THE PROBLEM. Determine how many lines carry the word "štartu". Output that number only.
━━━━━ EXTRACTED ENTRIES ━━━━━
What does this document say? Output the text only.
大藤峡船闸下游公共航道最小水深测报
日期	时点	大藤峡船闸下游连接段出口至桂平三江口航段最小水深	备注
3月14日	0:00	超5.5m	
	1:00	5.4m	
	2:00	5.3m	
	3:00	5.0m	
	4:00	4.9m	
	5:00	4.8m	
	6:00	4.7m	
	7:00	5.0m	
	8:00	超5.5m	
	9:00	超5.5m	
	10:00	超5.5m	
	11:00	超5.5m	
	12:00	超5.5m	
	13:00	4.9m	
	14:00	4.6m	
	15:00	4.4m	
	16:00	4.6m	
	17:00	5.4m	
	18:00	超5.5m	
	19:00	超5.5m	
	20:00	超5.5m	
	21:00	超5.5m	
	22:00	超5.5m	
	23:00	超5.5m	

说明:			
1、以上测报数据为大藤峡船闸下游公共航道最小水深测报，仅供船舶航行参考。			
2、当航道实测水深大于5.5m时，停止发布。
━━━━━
━━━━━ EXTRACTED ENTRIES ━━━━━
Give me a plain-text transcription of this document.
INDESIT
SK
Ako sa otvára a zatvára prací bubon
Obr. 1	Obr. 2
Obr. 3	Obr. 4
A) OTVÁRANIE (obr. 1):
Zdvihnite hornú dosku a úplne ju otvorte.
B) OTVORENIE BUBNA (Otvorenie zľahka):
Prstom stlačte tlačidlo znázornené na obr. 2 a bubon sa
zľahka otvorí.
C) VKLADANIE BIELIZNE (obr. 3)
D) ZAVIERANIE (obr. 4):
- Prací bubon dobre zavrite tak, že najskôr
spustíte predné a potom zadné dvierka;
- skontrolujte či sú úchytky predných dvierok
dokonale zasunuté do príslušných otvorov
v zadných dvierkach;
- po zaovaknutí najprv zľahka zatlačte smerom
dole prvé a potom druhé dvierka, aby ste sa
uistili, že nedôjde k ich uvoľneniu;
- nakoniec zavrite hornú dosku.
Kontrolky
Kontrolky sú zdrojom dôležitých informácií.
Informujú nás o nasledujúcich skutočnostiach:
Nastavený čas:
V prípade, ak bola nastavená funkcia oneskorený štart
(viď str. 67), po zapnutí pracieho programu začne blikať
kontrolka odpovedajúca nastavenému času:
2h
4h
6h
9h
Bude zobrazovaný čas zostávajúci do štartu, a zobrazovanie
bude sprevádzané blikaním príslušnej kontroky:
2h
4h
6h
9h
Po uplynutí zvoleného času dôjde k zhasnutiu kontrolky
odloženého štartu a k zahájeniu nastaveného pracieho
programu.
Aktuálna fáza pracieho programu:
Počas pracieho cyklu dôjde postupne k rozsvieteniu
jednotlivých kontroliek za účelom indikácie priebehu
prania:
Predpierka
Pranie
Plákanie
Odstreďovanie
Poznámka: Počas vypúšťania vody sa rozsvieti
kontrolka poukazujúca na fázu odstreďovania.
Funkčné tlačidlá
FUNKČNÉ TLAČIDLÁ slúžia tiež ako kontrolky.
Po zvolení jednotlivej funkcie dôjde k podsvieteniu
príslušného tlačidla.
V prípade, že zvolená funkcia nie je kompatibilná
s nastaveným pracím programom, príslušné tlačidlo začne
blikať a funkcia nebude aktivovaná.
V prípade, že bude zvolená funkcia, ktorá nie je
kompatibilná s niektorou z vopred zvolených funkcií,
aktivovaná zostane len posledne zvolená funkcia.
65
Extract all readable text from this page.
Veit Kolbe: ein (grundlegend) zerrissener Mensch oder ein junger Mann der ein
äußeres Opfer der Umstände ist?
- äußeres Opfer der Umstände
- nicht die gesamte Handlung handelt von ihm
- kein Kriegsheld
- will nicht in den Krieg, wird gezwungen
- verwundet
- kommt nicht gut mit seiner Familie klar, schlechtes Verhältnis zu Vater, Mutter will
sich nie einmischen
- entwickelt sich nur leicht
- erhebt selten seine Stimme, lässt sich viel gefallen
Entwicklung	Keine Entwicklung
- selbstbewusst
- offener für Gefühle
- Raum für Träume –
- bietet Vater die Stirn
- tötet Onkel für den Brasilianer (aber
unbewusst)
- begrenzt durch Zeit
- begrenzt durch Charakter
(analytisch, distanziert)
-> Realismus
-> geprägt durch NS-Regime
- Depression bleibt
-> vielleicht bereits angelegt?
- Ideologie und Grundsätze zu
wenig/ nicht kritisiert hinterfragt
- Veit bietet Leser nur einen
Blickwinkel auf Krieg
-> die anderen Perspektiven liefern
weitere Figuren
━━━━━
━━━━━ EXTRACTED ENTRIES ━━━━━
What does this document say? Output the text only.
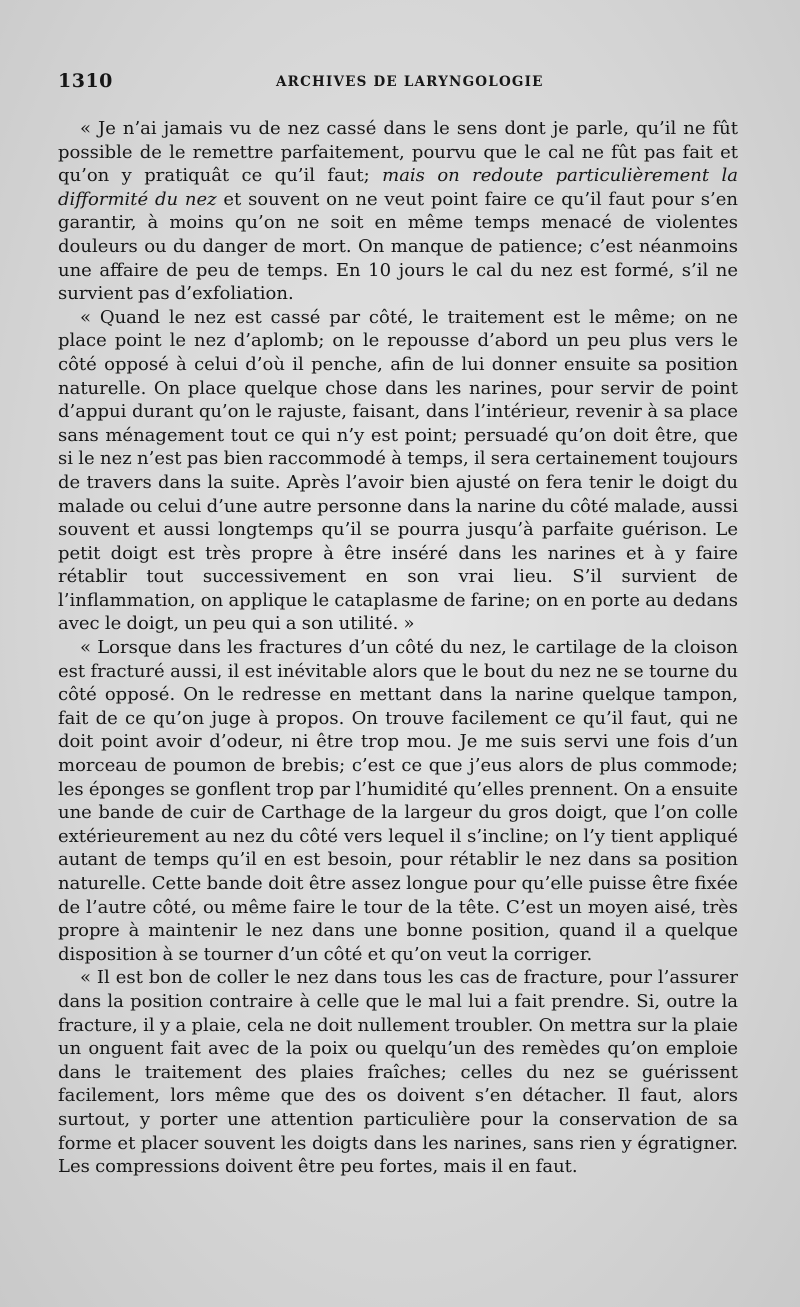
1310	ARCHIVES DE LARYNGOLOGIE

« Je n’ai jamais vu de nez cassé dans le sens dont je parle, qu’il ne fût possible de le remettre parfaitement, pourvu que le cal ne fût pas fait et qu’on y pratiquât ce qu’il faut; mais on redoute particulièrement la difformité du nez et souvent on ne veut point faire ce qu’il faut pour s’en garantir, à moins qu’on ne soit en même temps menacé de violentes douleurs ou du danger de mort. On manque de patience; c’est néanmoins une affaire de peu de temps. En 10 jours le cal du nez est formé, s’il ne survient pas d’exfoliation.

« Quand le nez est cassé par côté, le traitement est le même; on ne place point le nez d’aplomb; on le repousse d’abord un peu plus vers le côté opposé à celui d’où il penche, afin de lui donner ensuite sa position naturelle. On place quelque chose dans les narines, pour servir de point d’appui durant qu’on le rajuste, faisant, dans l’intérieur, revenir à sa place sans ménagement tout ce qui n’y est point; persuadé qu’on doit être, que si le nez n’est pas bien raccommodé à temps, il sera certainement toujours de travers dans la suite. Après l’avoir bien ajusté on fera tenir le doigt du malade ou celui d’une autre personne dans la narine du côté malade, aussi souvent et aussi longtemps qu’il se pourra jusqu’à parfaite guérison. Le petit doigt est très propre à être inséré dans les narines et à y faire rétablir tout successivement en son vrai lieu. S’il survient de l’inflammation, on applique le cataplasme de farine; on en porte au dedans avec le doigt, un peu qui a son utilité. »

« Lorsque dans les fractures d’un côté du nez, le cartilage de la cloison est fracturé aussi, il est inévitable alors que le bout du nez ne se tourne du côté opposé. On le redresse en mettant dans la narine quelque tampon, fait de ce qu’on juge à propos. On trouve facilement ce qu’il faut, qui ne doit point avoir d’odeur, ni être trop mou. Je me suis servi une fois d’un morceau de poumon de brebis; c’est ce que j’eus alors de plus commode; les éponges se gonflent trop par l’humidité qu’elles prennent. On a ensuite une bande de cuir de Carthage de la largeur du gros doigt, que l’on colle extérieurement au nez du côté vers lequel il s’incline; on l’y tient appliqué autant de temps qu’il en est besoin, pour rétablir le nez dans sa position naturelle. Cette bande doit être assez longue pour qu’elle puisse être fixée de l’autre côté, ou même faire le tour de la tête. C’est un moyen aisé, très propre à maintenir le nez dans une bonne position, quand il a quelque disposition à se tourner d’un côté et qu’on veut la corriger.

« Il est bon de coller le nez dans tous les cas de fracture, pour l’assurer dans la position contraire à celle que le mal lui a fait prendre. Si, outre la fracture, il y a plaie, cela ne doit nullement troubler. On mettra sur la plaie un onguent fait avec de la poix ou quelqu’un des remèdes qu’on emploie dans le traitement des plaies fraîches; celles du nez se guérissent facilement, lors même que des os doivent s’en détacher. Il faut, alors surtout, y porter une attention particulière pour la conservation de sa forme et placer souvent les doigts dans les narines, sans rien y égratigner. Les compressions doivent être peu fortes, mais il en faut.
━━━━━
COMPLETE RESPONSE. 2